** begin RAW RECORDS **
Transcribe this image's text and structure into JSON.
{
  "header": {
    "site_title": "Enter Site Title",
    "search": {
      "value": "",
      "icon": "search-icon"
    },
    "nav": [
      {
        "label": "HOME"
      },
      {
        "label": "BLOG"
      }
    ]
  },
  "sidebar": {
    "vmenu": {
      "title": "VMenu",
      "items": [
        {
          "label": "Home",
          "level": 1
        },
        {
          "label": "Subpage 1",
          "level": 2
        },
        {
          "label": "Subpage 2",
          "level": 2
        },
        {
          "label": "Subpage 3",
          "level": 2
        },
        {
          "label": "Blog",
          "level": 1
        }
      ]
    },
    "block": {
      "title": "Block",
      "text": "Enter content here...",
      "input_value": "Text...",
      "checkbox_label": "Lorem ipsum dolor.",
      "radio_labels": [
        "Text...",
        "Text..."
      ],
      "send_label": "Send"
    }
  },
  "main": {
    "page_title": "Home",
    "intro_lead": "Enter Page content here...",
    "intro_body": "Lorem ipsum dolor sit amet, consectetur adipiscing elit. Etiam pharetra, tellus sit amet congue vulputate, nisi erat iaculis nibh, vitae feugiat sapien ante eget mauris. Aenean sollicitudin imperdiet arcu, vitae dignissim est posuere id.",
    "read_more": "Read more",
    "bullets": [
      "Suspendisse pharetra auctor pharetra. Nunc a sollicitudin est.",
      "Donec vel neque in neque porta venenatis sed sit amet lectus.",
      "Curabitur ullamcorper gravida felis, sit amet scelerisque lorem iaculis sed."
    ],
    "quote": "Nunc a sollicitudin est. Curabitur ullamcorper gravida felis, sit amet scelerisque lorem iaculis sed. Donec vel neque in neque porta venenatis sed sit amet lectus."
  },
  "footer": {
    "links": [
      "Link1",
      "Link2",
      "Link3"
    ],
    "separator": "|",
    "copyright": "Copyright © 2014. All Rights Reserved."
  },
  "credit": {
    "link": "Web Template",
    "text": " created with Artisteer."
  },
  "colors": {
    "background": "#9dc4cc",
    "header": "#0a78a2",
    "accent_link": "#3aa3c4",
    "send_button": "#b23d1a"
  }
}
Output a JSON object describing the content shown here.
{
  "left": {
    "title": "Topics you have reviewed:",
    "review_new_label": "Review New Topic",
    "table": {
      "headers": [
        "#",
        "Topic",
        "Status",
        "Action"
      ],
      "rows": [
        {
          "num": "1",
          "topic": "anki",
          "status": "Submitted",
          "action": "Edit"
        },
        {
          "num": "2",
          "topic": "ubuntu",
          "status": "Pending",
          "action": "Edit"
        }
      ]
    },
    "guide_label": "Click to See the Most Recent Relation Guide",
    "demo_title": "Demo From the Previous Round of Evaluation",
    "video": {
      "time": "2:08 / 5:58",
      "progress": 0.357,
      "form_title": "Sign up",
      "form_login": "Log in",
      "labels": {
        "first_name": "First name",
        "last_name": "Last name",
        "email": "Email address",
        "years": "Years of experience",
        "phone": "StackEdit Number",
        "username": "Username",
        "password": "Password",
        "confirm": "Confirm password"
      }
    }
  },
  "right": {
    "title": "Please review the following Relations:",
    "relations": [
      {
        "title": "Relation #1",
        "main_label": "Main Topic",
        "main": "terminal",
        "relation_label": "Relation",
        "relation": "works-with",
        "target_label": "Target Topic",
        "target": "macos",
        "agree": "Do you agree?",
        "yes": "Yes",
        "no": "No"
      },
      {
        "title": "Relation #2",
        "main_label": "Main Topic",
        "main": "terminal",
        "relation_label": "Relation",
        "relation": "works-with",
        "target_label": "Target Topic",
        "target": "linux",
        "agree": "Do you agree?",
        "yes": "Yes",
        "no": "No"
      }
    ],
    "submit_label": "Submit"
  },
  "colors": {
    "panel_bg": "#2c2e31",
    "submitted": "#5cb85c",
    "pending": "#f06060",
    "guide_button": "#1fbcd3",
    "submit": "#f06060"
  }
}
** end RAW RECORDS **
= WRITTEN PROBLEM =
Extract all the entries word for word.

= TASK RESULT =
Transcribe this image's text and structure into JSON.
{
  "header": {
    "site_title": "Enter Site Title",
    "search": {
      "value": "",
      "icon": "search-icon"
    },
    "nav": [
      {
        "label": "HOME"
      },
      {
        "label": "BLOG"
      }
    ]
  },
  "sidebar": {
    "vmenu": {
      "title": "VMenu",
      "items": [
        {
          "label": "Home",
          "level": 1
        },
        {
          "label": "Subpage 1",
          "level": 2
        },
        {
          "label": "Subpage 2",
          "level": 2
        },
        {
          "label": "Subpage 3",
          "level": 2
        },
        {
          "label": "Blog",
          "level": 1
        }
      ]
    },
    "block": {
      "title": "Block",
      "text": "Enter content here...",
      "input_value": "Text...",
      "checkbox_label": "Lorem ipsum dolor.",
      "radio_labels": [
        "Text...",
        "Text..."
      ],
      "send_label": "Send"
    }
  },
  "main": {
    "page_title": "Home",
    "intro_lead": "Enter Page content here...",
    "intro_body": "Lorem ipsum dolor sit amet, consectetur adipiscing elit. Etiam pharetra, tellus sit amet congue vulputate, nisi erat iaculis nibh, vitae feugiat sapien ante eget mauris. Aenean sollicitudin imperdiet arcu, vitae dignissim est posuere id.",
    "read_more": "Read more",
    "bullets": [
      "Suspendisse pharetra auctor pharetra. Nunc a sollicitudin est.",
      "Donec vel neque in neque porta venenatis sed sit amet lectus.",
      "Curabitur ullamcorper gravida felis, sit amet scelerisque lorem iaculis sed."
    ],
    "quote": "Nunc a sollicitudin est. Curabitur ullamcorper gravida felis, sit amet scelerisque lorem iaculis sed. Donec vel neque in neque porta venenatis sed sit amet lectus."
  },
  "footer": {
    "links": [
      "Link1",
      "Link2",
      "Link3"
    ],
    "separator": "|",
    "copyright": "Copyright © 2014. All Rights Reserved."
  },
  "credit": {
    "link": "Web Template",
    "text": " created with Artisteer."
  },
  "colors": {
    "background": "#9dc4cc",
    "header": "#0a78a2",
    "accent_link": "#3aa3c4",
    "send_button": "#b23d1a"
  }
}
Output a JSON object describing the content shown here.
{
  "left": {
    "title": "Topics you have reviewed:",
    "review_new_label": "Review New Topic",
    "table": {
      "headers": [
        "#",
        "Topic",
        "Status",
        "Action"
      ],
      "rows": [
        {
          "num": "1",
          "topic": "anki",
          "status": "Submitted",
          "action": "Edit"
        },
        {
          "num": "2",
          "topic": "ubuntu",
          "status": "Pending",
          "action": "Edit"
        }
      ]
    },
    "guide_label": "Click to See the Most Recent Relation Guide",
    "demo_title": "Demo From the Previous Round of Evaluation",
    "video": {
      "time": "2:08 / 5:58",
      "progress": 0.357,
      "form_title": "Sign up",
      "form_login": "Log in",
      "labels": {
        "first_name": "First name",
        "last_name": "Last name",
        "email": "Email address",
        "years": "Years of experience",
        "phone": "StackEdit Number",
        "username": "Username",
        "password": "Password",
        "confirm": "Confirm password"
      }
    }
  },
  "right": {
    "title": "Please review the following Relations:",
    "relations": [
      {
        "title": "Relation #1",
        "main_label": "Main Topic",
        "main": "terminal",
        "relation_label": "Relation",
        "relation": "works-with",
        "target_label": "Target Topic",
        "target": "macos",
        "agree": "Do you agree?",
        "yes": "Yes",
        "no": "No"
      },
      {
        "title": "Relation #2",
        "main_label": "Main Topic",
        "main": "terminal",
        "relation_label": "Relation",
        "relation": "works-with",
        "target_label": "Target Topic",
        "target": "linux",
        "agree": "Do you agree?",
        "yes": "Yes",
        "no": "No"
      }
    ],
    "submit_label": "Submit"
  },
  "colors": {
    "panel_bg": "#2c2e31",
    "submitted": "#5cb85c",
    "pending": "#f06060",
    "guide_button": "#1fbcd3",
    "submit": "#f06060"
  }
}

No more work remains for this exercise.